__What the exercise asks__. All of the material below is to be repeated exactly.
----------
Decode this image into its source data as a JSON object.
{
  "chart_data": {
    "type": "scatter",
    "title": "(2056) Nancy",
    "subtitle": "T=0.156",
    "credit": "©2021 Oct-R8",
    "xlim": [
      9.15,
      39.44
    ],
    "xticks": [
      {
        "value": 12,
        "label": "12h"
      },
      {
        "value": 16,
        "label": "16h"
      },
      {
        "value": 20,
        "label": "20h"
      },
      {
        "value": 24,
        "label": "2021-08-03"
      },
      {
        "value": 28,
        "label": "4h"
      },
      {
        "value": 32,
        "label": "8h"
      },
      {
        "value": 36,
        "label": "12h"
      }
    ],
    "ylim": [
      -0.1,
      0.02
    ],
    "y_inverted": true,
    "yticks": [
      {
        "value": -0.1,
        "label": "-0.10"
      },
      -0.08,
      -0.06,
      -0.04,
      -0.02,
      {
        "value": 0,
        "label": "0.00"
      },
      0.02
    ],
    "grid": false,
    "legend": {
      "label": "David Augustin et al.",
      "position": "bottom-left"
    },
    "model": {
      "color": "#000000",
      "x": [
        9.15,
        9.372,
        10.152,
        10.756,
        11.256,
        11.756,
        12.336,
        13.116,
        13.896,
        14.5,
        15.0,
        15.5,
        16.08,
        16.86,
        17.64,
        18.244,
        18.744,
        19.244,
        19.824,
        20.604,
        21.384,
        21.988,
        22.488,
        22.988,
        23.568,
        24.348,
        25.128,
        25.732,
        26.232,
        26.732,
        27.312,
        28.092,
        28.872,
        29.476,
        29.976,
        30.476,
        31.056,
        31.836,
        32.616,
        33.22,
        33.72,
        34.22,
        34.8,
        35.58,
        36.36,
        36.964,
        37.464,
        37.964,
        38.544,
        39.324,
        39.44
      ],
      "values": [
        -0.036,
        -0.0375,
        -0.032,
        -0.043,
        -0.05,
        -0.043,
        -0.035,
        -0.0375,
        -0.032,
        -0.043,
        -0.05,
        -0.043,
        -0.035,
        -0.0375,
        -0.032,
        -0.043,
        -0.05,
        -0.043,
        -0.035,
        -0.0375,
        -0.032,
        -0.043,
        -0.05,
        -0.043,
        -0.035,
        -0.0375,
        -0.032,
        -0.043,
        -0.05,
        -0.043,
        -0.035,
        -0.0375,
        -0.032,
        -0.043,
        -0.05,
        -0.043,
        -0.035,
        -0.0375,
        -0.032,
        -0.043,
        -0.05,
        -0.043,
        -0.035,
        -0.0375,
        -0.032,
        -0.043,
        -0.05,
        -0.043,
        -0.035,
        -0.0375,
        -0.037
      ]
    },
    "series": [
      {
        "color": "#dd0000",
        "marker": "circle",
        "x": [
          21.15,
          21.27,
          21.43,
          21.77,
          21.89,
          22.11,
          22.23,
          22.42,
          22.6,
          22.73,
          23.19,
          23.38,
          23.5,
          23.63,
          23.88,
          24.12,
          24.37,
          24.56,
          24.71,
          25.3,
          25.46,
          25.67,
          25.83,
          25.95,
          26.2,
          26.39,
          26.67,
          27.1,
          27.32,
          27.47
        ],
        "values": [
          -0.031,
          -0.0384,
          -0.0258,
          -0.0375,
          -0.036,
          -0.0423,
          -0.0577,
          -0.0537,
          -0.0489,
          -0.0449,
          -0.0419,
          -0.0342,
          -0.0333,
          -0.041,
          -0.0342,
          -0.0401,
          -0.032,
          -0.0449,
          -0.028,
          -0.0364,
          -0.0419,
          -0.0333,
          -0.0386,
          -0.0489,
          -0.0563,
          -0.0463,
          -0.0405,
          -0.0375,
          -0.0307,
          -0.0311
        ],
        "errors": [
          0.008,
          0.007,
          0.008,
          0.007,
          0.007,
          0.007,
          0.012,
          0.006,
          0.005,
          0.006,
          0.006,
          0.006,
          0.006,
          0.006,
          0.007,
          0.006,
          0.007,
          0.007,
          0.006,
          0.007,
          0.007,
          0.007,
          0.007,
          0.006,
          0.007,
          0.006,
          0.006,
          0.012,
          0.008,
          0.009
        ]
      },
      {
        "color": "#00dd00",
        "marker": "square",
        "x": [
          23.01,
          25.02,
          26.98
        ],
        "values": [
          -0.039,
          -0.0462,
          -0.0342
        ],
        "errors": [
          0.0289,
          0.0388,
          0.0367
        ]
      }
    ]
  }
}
----------
__Result of this exercise__.
Decode this image into its source data as a JSON object.
{
  "chart_data": {
    "type": "scatter",
    "title": "(2056) Nancy",
    "subtitle": "T=0.156",
    "credit": "©2021 Oct-R8",
    "xlim": [
      9.15,
      39.44
    ],
    "xticks": [
      {
        "value": 12,
        "label": "12h"
      },
      {
        "value": 16,
        "label": "16h"
      },
      {
        "value": 20,
        "label": "20h"
      },
      {
        "value": 24,
        "label": "2021-08-03"
      },
      {
        "value": 28,
        "label": "4h"
      },
      {
        "value": 32,
        "label": "8h"
      },
      {
        "value": 36,
        "label": "12h"
      }
    ],
    "ylim": [
      -0.1,
      0.02
    ],
    "y_inverted": true,
    "yticks": [
      {
        "value": -0.1,
        "label": "-0.10"
      },
      -0.08,
      -0.06,
      -0.04,
      -0.02,
      {
        "value": 0,
        "label": "0.00"
      },
      0.02
    ],
    "grid": false,
    "legend": {
      "label": "David Augustin et al.",
      "position": "bottom-left"
    },
    "model": {
      "color": "#000000",
      "x": [
        9.15,
        9.372,
        10.152,
        10.756,
        11.256,
        11.756,
        12.336,
        13.116,
        13.896,
        14.5,
        15.0,
        15.5,
        16.08,
        16.86,
        17.64,
        18.244,
        18.744,
        19.244,
        19.824,
        20.604,
        21.384,
        21.988,
        22.488,
        22.988,
        23.568,
        24.348,
        25.128,
        25.732,
        26.232,
        26.732,
        27.312,
        28.092,
        28.872,
        29.476,
        29.976,
        30.476,
        31.056,
        31.836,
        32.616,
        33.22,
        33.72,
        34.22,
        34.8,
        35.58,
        36.36,
        36.964,
        37.464,
        37.964,
        38.544,
        39.324,
        39.44
      ],
      "values": [
        -0.036,
        -0.0375,
        -0.032,
        -0.043,
        -0.05,
        -0.043,
        -0.035,
        -0.0375,
        -0.032,
        -0.043,
        -0.05,
        -0.043,
        -0.035,
        -0.0375,
        -0.032,
        -0.043,
        -0.05,
        -0.043,
        -0.035,
        -0.0375,
        -0.032,
        -0.043,
        -0.05,
        -0.043,
        -0.035,
        -0.0375,
        -0.032,
        -0.043,
        -0.05,
        -0.043,
        -0.035,
        -0.0375,
        -0.032,
        -0.043,
        -0.05,
        -0.043,
        -0.035,
        -0.0375,
        -0.032,
        -0.043,
        -0.05,
        -0.043,
        -0.035,
        -0.0375,
        -0.032,
        -0.043,
        -0.05,
        -0.043,
        -0.035,
        -0.0375,
        -0.037
      ]
    },
    "series": [
      {
        "color": "#dd0000",
        "marker": "circle",
        "x": [
          21.15,
          21.27,
          21.43,
          21.77,
          21.89,
          22.11,
          22.23,
          22.42,
          22.6,
          22.73,
          23.19,
          23.38,
          23.5,
          23.63,
          23.88,
          24.12,
          24.37,
          24.56,
          24.71,
          25.3,
          25.46,
          25.67,
          25.83,
          25.95,
          26.2,
          26.39,
          26.67,
          27.1,
          27.32,
          27.47
        ],
        "values": [
          -0.031,
          -0.0384,
          -0.0258,
          -0.0375,
          -0.036,
          -0.0423,
          -0.0577,
          -0.0537,
          -0.0489,
          -0.0449,
          -0.0419,
          -0.0342,
          -0.0333,
          -0.041,
          -0.0342,
          -0.0401,
          -0.032,
          -0.0449,
          -0.028,
          -0.0364,
          -0.0419,
          -0.0333,
          -0.0386,
          -0.0489,
          -0.0563,
          -0.0463,
          -0.0405,
          -0.0375,
          -0.0307,
          -0.0311
        ],
        "errors": [
          0.008,
          0.007,
          0.008,
          0.007,
          0.007,
          0.007,
          0.012,
          0.006,
          0.005,
          0.006,
          0.006,
          0.006,
          0.006,
          0.006,
          0.007,
          0.006,
          0.007,
          0.007,
          0.006,
          0.007,
          0.007,
          0.007,
          0.007,
          0.006,
          0.007,
          0.006,
          0.006,
          0.012,
          0.008,
          0.009
        ]
      },
      {
        "color": "#00dd00",
        "marker": "square",
        "x": [
          23.01,
          25.02,
          26.98
        ],
        "values": [
          -0.039,
          -0.0462,
          -0.0342
        ],
        "errors": [
          0.0289,
          0.0388,
          0.0367
        ]
      }
    ]
  }
}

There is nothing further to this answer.